Study questions:
- A) According to the talk announcement, what instrument's maturation did the speaker lead research and development for?
- B) Write the next part of the talk announcement, continuing after its final sentence.

Lessons Learned in Industrial Scientific Pursuits

Date: 

Monday, October 14, 2019 - 3:30pm to 4:30pm

Location: 

ESB 1001

Speaker: 

Stephen Minne

In broad segments of the bio-pharmaceutical and medical device markets, the industry leaders are transitioning their technology development strategy from internal innovation to third party acquisition. At the same time the R&D budgets in these organizations continue to grow. The net result is most internal developments are being directed to incremental projects even though these organizations have the unique prerequisites (funding, problem statements, domain expertise, etc.) to conduct transformative research. The widespread adoption of this R&D strategy has broken the connection between the most scientifically intractable industrial problems, and the technical teams who are closest to these difficulties. At the same time academic funding has aggressively taken on grand challenges, and focused on translational research, but the nature of this focus can create inefficiency in identifying critical scientific problems outside the specific funding focus. In this talk I will review my journey in & out of academics and industry in an attempt to motivate an approach for identifying new high impact scientific problems. As examples, I will discuss the research and development I led as part of the maturation of the atomic force microscope, and how fundamental advances were applied to obtain high spatial resolution (sub-nanometer), high force sensitivity (<pN), and high-speed all in a well-controlled in-vitro environment. Using these lessons, I will attempt to frame other high impact bio pharmaceutical and neurosurgical microscopy needs, which would be best addressed in close collaboration between academics and industry.

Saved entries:
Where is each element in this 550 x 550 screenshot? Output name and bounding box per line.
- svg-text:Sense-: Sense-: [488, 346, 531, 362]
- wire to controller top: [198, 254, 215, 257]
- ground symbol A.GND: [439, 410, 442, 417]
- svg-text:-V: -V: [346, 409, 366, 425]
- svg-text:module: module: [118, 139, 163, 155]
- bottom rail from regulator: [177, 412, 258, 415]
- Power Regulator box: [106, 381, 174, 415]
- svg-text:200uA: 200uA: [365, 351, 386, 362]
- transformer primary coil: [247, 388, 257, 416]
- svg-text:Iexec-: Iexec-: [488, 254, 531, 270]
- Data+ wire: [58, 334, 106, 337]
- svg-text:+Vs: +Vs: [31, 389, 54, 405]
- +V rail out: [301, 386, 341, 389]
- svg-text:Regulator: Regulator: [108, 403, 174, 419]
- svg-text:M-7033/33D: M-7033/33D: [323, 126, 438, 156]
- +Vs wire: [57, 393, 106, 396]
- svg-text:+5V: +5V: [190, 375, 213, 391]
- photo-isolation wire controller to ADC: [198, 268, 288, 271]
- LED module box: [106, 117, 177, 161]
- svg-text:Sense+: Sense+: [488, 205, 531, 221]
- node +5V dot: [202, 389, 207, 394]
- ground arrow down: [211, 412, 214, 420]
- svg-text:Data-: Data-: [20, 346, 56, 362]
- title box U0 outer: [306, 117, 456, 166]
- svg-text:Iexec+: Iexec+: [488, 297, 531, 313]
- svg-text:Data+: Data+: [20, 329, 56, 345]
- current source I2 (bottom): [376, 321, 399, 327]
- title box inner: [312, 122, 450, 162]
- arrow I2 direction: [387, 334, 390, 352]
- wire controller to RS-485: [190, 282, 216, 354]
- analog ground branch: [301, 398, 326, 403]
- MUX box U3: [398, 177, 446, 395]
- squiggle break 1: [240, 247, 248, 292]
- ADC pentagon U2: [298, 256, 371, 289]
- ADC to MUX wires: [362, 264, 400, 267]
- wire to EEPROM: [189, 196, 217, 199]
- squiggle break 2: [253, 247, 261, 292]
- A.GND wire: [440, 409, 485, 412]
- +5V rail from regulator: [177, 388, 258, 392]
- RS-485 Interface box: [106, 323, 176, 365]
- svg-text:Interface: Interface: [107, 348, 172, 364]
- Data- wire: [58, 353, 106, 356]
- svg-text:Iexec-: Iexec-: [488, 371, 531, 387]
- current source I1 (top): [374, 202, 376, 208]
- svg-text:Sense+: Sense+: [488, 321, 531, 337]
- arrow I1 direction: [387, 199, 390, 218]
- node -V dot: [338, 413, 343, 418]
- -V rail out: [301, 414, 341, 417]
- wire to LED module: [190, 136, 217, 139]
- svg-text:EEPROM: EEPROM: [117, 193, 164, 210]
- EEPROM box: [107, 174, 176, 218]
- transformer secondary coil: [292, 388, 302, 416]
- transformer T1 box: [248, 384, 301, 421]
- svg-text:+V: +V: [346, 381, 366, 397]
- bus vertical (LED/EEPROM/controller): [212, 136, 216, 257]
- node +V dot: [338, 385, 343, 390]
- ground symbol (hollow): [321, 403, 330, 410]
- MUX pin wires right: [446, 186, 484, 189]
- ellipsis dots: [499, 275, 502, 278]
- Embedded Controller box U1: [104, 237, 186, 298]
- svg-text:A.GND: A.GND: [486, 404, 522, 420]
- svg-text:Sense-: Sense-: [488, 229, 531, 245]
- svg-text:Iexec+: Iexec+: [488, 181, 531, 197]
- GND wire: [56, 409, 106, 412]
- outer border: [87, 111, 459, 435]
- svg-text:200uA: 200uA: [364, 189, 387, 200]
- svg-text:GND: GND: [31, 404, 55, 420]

Answer set:
- A) The atomic force microscope.

- B)
Stephen C. Minne, under the Leland T. Edwards fellowship, received a Ph.D. from Stanford University in 1996; his thesis was on increasing the throughput of the atomic force microscope (AFM). After graduating, Dr. Minne remained at Stanford University as a Consulting Professor. In 1998 he founded NanoDevices Inc. and served as President until it was sold to Veeco Instruments (NASDAQ: VECO) in 2003. NanoDevices developed and innovated technology for the AFM. Following the acquisition, Dr. Minne became General Manager of the newly formed division – Veeco Probes. Also in 2003, Dr. Minne co-founded FirstNano Inc., a company dedicated to producing turnkey solutions for nanotube and nanowire research.  In 2005, FirstNano was sold to CVD Corporation (AMEX: CVV). In 2010 Bruker acquired Veeco, and at Bruker, Dr. Minne served in a number of technical roles, and ultimately as the Vice President and General Manager of the AFM and Fluorescence Microscopy business units. He then became the Chief Technology Officer for Wyatt Technology, manufacturer of scientific instrumentation for bio-pharmaceutical development. He is currently the Vice President of Engineering and Innovation for True Digital Surgery, an innovator in digital neruo-surgical microscopy. He holds over 40 publications and 30 patents in the field of Nano/Bio Technology.